> [WHAT YOU NEED TO DO]: Skip the pictures. Reproduce all other material exactly.

═════ SUPPLIED INFORMATION ═════

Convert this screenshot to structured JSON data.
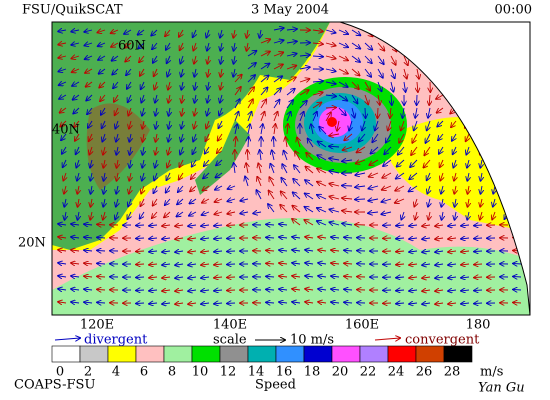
{
  "header": {
    "title": "FSU/QuikSCAT",
    "date": "3 May 2004",
    "time": "00:00"
  },
  "map": {
    "lat_labels": [
      "60N",
      "40N",
      "20N"
    ],
    "lon_labels": [
      "120E",
      "140E",
      "160E",
      "180"
    ]
  },
  "legend": {
    "divergent": "divergent",
    "scale": "scale",
    "scale_value": "10 m/s",
    "convergent": "convergent"
  },
  "colorbar": {
    "labels": [
      0,
      2,
      4,
      6,
      8,
      10,
      12,
      14,
      16,
      18,
      20,
      22,
      24,
      26,
      28
    ],
    "unit": "m/s",
    "title": "Speed",
    "colors": [
      "#ffffff",
      "#c8c8c8",
      "#ffff00",
      "#ffc0c0",
      "#a0f0a0",
      "#00e000",
      "#909090",
      "#00b0b0",
      "#3090ff",
      "#0000d0",
      "#ff50ff",
      "#b080ff",
      "#ff0000",
      "#d04000",
      "#000000"
    ]
  },
  "footer": {
    "left": "COAPS-FSU",
    "signature": "Yan Gu"
  }
}
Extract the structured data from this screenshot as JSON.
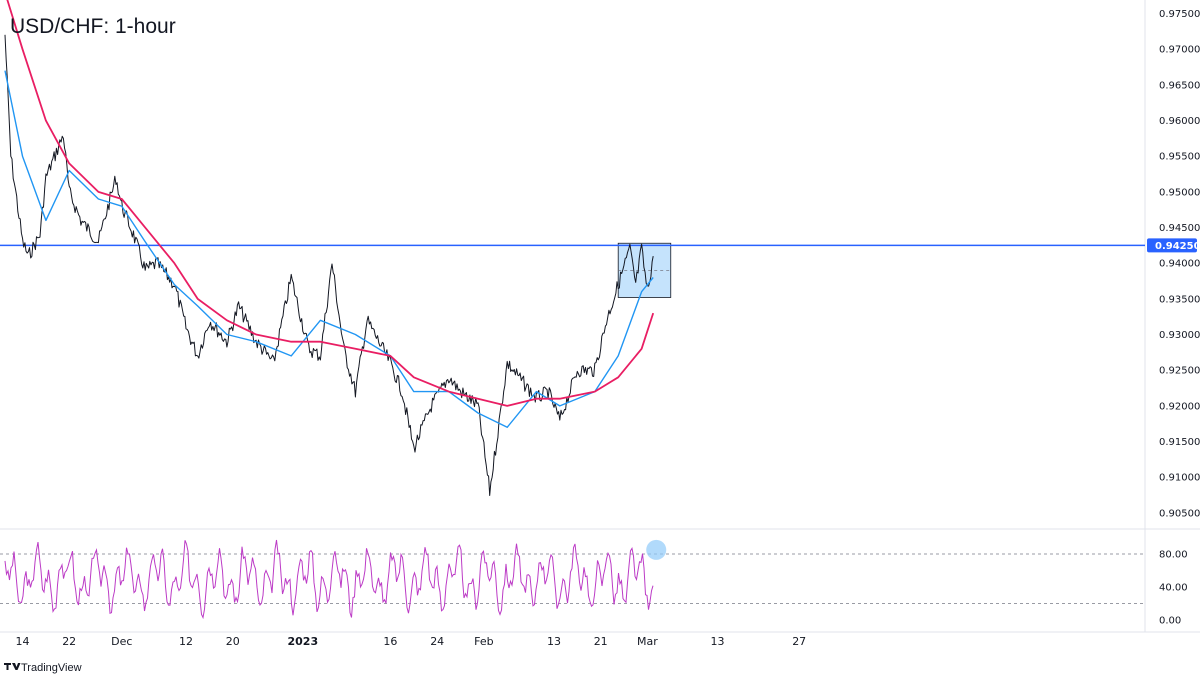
{
  "title": "USD/CHF: 1-hour",
  "brand": "TradingView",
  "colors": {
    "price": "#131722",
    "ma_fast": "#2196f3",
    "ma_slow": "#e91e63",
    "horizontal_line": "#2962ff",
    "zone_fill": "#bbdefb",
    "oscillator": "#bc3bc6",
    "grid": "#e0e3eb"
  },
  "chart_data": [
    {
      "type": "line",
      "name": "price",
      "x_tick_labels": [
        "14",
        "22",
        "Dec",
        "12",
        "20",
        "2023",
        "16",
        "24",
        "Feb",
        "13",
        "21",
        "Mar",
        "13",
        "27"
      ],
      "y_tick_labels": [
        "0.97500",
        "0.97000",
        "0.96500",
        "0.96000",
        "0.95500",
        "0.95000",
        "0.94500",
        "0.94000",
        "0.93500",
        "0.93000",
        "0.92500",
        "0.92000",
        "0.91500",
        "0.91000",
        "0.90500"
      ],
      "ylim": [
        0.904,
        0.9755
      ],
      "x_dates": [
        "2022-11-14",
        "2022-11-22",
        "2022-12-01",
        "2022-12-12",
        "2022-12-20",
        "2023-01-01",
        "2023-01-16",
        "2023-01-24",
        "2023-02-01",
        "2023-02-13",
        "2023-02-21",
        "2023-03-01",
        "2023-03-13",
        "2023-03-27"
      ],
      "series": [
        {
          "name": "",
          "x": [
            "2022-11-11",
            "2022-11-12",
            "2022-11-14",
            "2022-11-15",
            "2022-11-17",
            "2022-11-18",
            "2022-11-21",
            "2022-11-22",
            "2022-11-24",
            "2022-11-27",
            "2022-11-30",
            "2022-12-01",
            "2022-12-03",
            "2022-12-05",
            "2022-12-07",
            "2022-12-10",
            "2022-12-12",
            "2022-12-14",
            "2022-12-16",
            "2022-12-19",
            "2022-12-21",
            "2022-12-24",
            "2022-12-27",
            "2022-12-30",
            "2023-01-02",
            "2023-01-04",
            "2023-01-06",
            "2023-01-08",
            "2023-01-10",
            "2023-01-12",
            "2023-01-14",
            "2023-01-16",
            "2023-01-18",
            "2023-01-20",
            "2023-01-23",
            "2023-01-26",
            "2023-01-28",
            "2023-01-31",
            "2023-02-02",
            "2023-02-05",
            "2023-02-08",
            "2023-02-10",
            "2023-02-12",
            "2023-02-14",
            "2023-02-17",
            "2023-02-20",
            "2023-02-22",
            "2023-02-24",
            "2023-02-26",
            "2023-02-27",
            "2023-02-28",
            "2023-03-01",
            "2023-03-02"
          ],
          "y": [
            0.972,
            0.955,
            0.943,
            0.941,
            0.944,
            0.952,
            0.958,
            0.95,
            0.946,
            0.943,
            0.952,
            0.948,
            0.944,
            0.939,
            0.94,
            0.937,
            0.931,
            0.927,
            0.932,
            0.929,
            0.934,
            0.929,
            0.926,
            0.938,
            0.928,
            0.927,
            0.94,
            0.928,
            0.922,
            0.932,
            0.929,
            0.926,
            0.922,
            0.914,
            0.92,
            0.924,
            0.922,
            0.92,
            0.908,
            0.926,
            0.923,
            0.921,
            0.922,
            0.918,
            0.925,
            0.925,
            0.932,
            0.937,
            0.942,
            0.937,
            0.942,
            0.936,
            0.941
          ]
        },
        {
          "name": "",
          "x": [
            "2022-11-11",
            "2022-11-14",
            "2022-11-18",
            "2022-11-22",
            "2022-11-27",
            "2022-12-01",
            "2022-12-05",
            "2022-12-10",
            "2022-12-14",
            "2022-12-19",
            "2022-12-24",
            "2022-12-30",
            "2023-01-04",
            "2023-01-10",
            "2023-01-16",
            "2023-01-20",
            "2023-01-26",
            "2023-01-31",
            "2023-02-05",
            "2023-02-10",
            "2023-02-14",
            "2023-02-20",
            "2023-02-24",
            "2023-02-28",
            "2023-03-02"
          ],
          "y": [
            0.967,
            0.955,
            0.946,
            0.953,
            0.949,
            0.948,
            0.943,
            0.937,
            0.934,
            0.93,
            0.929,
            0.927,
            0.932,
            0.93,
            0.927,
            0.922,
            0.922,
            0.919,
            0.917,
            0.922,
            0.92,
            0.922,
            0.927,
            0.936,
            0.938
          ]
        },
        {
          "name": "",
          "x": [
            "2022-11-11",
            "2022-11-14",
            "2022-11-18",
            "2022-11-22",
            "2022-11-27",
            "2022-12-01",
            "2022-12-05",
            "2022-12-10",
            "2022-12-14",
            "2022-12-19",
            "2022-12-24",
            "2022-12-30",
            "2023-01-04",
            "2023-01-10",
            "2023-01-16",
            "2023-01-20",
            "2023-01-26",
            "2023-01-31",
            "2023-02-05",
            "2023-02-10",
            "2023-02-14",
            "2023-02-20",
            "2023-02-24",
            "2023-02-28",
            "2023-03-02"
          ],
          "y": [
            0.978,
            0.97,
            0.96,
            0.954,
            0.95,
            0.949,
            0.945,
            0.94,
            0.935,
            0.932,
            0.93,
            0.929,
            0.929,
            0.928,
            0.927,
            0.924,
            0.922,
            0.921,
            0.92,
            0.921,
            0.921,
            0.922,
            0.924,
            0.928,
            0.933
          ]
        }
      ],
      "horizontal_line": {
        "value": 0.9425,
        "label": "0.94250"
      },
      "zone": {
        "x": [
          "2023-02-24",
          "2023-03-05"
        ],
        "y": [
          0.9352,
          0.9428
        ],
        "midline": 0.939
      },
      "grid": false,
      "legend": "none"
    },
    {
      "type": "line",
      "name": "oscillator",
      "y_tick_labels": [
        "80.00",
        "40.00",
        "0.00"
      ],
      "ylim": [
        0,
        100
      ],
      "reference_levels": [
        80,
        20
      ],
      "highlight_point": {
        "x": "2023-03-02",
        "y": 85
      },
      "x": [
        "2022-11-11",
        "2022-11-16",
        "2022-11-21",
        "2022-11-26",
        "2022-12-01",
        "2022-12-06",
        "2022-12-11",
        "2022-12-16",
        "2022-12-21",
        "2022-12-26",
        "2022-12-31",
        "2023-01-05",
        "2023-01-10",
        "2023-01-15",
        "2023-01-20",
        "2023-01-25",
        "2023-01-30",
        "2023-02-04",
        "2023-02-09",
        "2023-02-14",
        "2023-02-19",
        "2023-02-24",
        "2023-02-27",
        "2023-03-02"
      ],
      "y": [
        60,
        15,
        85,
        10,
        90,
        20,
        80,
        12,
        88,
        18,
        75,
        10,
        92,
        15,
        85,
        12,
        88,
        10,
        86,
        14,
        82,
        90,
        8,
        85
      ]
    }
  ]
}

═════

> [TASK RESULT]:
Convert this screenshot to structured JSON data.
{
  "header": {
    "title": "FSU/QuikSCAT",
    "date": "3 May 2004",
    "time": "00:00"
  },
  "map": {
    "lat_labels": [
      "60N",
      "40N",
      "20N"
    ],
    "lon_labels": [
      "120E",
      "140E",
      "160E",
      "180"
    ]
  },
  "legend": {
    "divergent": "divergent",
    "scale": "scale",
    "scale_value": "10 m/s",
    "convergent": "convergent"
  },
  "colorbar": {
    "labels": [
      0,
      2,
      4,
      6,
      8,
      10,
      12,
      14,
      16,
      18,
      20,
      22,
      24,
      26,
      28
    ],
    "unit": "m/s",
    "title": "Speed",
    "colors": [
      "#ffffff",
      "#c8c8c8",
      "#ffff00",
      "#ffc0c0",
      "#a0f0a0",
      "#00e000",
      "#909090",
      "#00b0b0",
      "#3090ff",
      "#0000d0",
      "#ff50ff",
      "#b080ff",
      "#ff0000",
      "#d04000",
      "#000000"
    ]
  },
  "footer": {
    "left": "COAPS-FSU",
    "signature": "Yan Gu"
  }
}
Extract the structured data from this screenshot as JSON.
{
  "title": "USD/CHF: 1-hour",
  "brand": "TradingView",
  "colors": {
    "price": "#131722",
    "ma_fast": "#2196f3",
    "ma_slow": "#e91e63",
    "horizontal_line": "#2962ff",
    "zone_fill": "#bbdefb",
    "oscillator": "#bc3bc6",
    "grid": "#e0e3eb"
  },
  "chart_data": [
    {
      "type": "line",
      "name": "price",
      "x_tick_labels": [
        "14",
        "22",
        "Dec",
        "12",
        "20",
        "2023",
        "16",
        "24",
        "Feb",
        "13",
        "21",
        "Mar",
        "13",
        "27"
      ],
      "y_tick_labels": [
        "0.97500",
        "0.97000",
        "0.96500",
        "0.96000",
        "0.95500",
        "0.95000",
        "0.94500",
        "0.94000",
        "0.93500",
        "0.93000",
        "0.92500",
        "0.92000",
        "0.91500",
        "0.91000",
        "0.90500"
      ],
      "ylim": [
        0.904,
        0.9755
      ],
      "x_dates": [
        "2022-11-14",
        "2022-11-22",
        "2022-12-01",
        "2022-12-12",
        "2022-12-20",
        "2023-01-01",
        "2023-01-16",
        "2023-01-24",
        "2023-02-01",
        "2023-02-13",
        "2023-02-21",
        "2023-03-01",
        "2023-03-13",
        "2023-03-27"
      ],
      "series": [
        {
          "name": "",
          "x": [
            "2022-11-11",
            "2022-11-12",
            "2022-11-14",
            "2022-11-15",
            "2022-11-17",
            "2022-11-18",
            "2022-11-21",
            "2022-11-22",
            "2022-11-24",
            "2022-11-27",
            "2022-11-30",
            "2022-12-01",
            "2022-12-03",
            "2022-12-05",
            "2022-12-07",
            "2022-12-10",
            "2022-12-12",
            "2022-12-14",
            "2022-12-16",
            "2022-12-19",
            "2022-12-21",
            "2022-12-24",
            "2022-12-27",
            "2022-12-30",
            "2023-01-02",
            "2023-01-04",
            "2023-01-06",
            "2023-01-08",
            "2023-01-10",
            "2023-01-12",
            "2023-01-14",
            "2023-01-16",
            "2023-01-18",
            "2023-01-20",
            "2023-01-23",
            "2023-01-26",
            "2023-01-28",
            "2023-01-31",
            "2023-02-02",
            "2023-02-05",
            "2023-02-08",
            "2023-02-10",
            "2023-02-12",
            "2023-02-14",
            "2023-02-17",
            "2023-02-20",
            "2023-02-22",
            "2023-02-24",
            "2023-02-26",
            "2023-02-27",
            "2023-02-28",
            "2023-03-01",
            "2023-03-02"
          ],
          "y": [
            0.972,
            0.955,
            0.943,
            0.941,
            0.944,
            0.952,
            0.958,
            0.95,
            0.946,
            0.943,
            0.952,
            0.948,
            0.944,
            0.939,
            0.94,
            0.937,
            0.931,
            0.927,
            0.932,
            0.929,
            0.934,
            0.929,
            0.926,
            0.938,
            0.928,
            0.927,
            0.94,
            0.928,
            0.922,
            0.932,
            0.929,
            0.926,
            0.922,
            0.914,
            0.92,
            0.924,
            0.922,
            0.92,
            0.908,
            0.926,
            0.923,
            0.921,
            0.922,
            0.918,
            0.925,
            0.925,
            0.932,
            0.937,
            0.942,
            0.937,
            0.942,
            0.936,
            0.941
          ]
        },
        {
          "name": "",
          "x": [
            "2022-11-11",
            "2022-11-14",
            "2022-11-18",
            "2022-11-22",
            "2022-11-27",
            "2022-12-01",
            "2022-12-05",
            "2022-12-10",
            "2022-12-14",
            "2022-12-19",
            "2022-12-24",
            "2022-12-30",
            "2023-01-04",
            "2023-01-10",
            "2023-01-16",
            "2023-01-20",
            "2023-01-26",
            "2023-01-31",
            "2023-02-05",
            "2023-02-10",
            "2023-02-14",
            "2023-02-20",
            "2023-02-24",
            "2023-02-28",
            "2023-03-02"
          ],
          "y": [
            0.967,
            0.955,
            0.946,
            0.953,
            0.949,
            0.948,
            0.943,
            0.937,
            0.934,
            0.93,
            0.929,
            0.927,
            0.932,
            0.93,
            0.927,
            0.922,
            0.922,
            0.919,
            0.917,
            0.922,
            0.92,
            0.922,
            0.927,
            0.936,
            0.938
          ]
        },
        {
          "name": "",
          "x": [
            "2022-11-11",
            "2022-11-14",
            "2022-11-18",
            "2022-11-22",
            "2022-11-27",
            "2022-12-01",
            "2022-12-05",
            "2022-12-10",
            "2022-12-14",
            "2022-12-19",
            "2022-12-24",
            "2022-12-30",
            "2023-01-04",
            "2023-01-10",
            "2023-01-16",
            "2023-01-20",
            "2023-01-26",
            "2023-01-31",
            "2023-02-05",
            "2023-02-10",
            "2023-02-14",
            "2023-02-20",
            "2023-02-24",
            "2023-02-28",
            "2023-03-02"
          ],
          "y": [
            0.978,
            0.97,
            0.96,
            0.954,
            0.95,
            0.949,
            0.945,
            0.94,
            0.935,
            0.932,
            0.93,
            0.929,
            0.929,
            0.928,
            0.927,
            0.924,
            0.922,
            0.921,
            0.92,
            0.921,
            0.921,
            0.922,
            0.924,
            0.928,
            0.933
          ]
        }
      ],
      "horizontal_line": {
        "value": 0.9425,
        "label": "0.94250"
      },
      "zone": {
        "x": [
          "2023-02-24",
          "2023-03-05"
        ],
        "y": [
          0.9352,
          0.9428
        ],
        "midline": 0.939
      },
      "grid": false,
      "legend": "none"
    },
    {
      "type": "line",
      "name": "oscillator",
      "y_tick_labels": [
        "80.00",
        "40.00",
        "0.00"
      ],
      "ylim": [
        0,
        100
      ],
      "reference_levels": [
        80,
        20
      ],
      "highlight_point": {
        "x": "2023-03-02",
        "y": 85
      },
      "x": [
        "2022-11-11",
        "2022-11-16",
        "2022-11-21",
        "2022-11-26",
        "2022-12-01",
        "2022-12-06",
        "2022-12-11",
        "2022-12-16",
        "2022-12-21",
        "2022-12-26",
        "2022-12-31",
        "2023-01-05",
        "2023-01-10",
        "2023-01-15",
        "2023-01-20",
        "2023-01-25",
        "2023-01-30",
        "2023-02-04",
        "2023-02-09",
        "2023-02-14",
        "2023-02-19",
        "2023-02-24",
        "2023-02-27",
        "2023-03-02"
      ],
      "y": [
        60,
        15,
        85,
        10,
        90,
        20,
        80,
        12,
        88,
        18,
        75,
        10,
        92,
        15,
        85,
        12,
        88,
        10,
        86,
        14,
        82,
        90,
        8,
        85
      ]
    }
  ]
}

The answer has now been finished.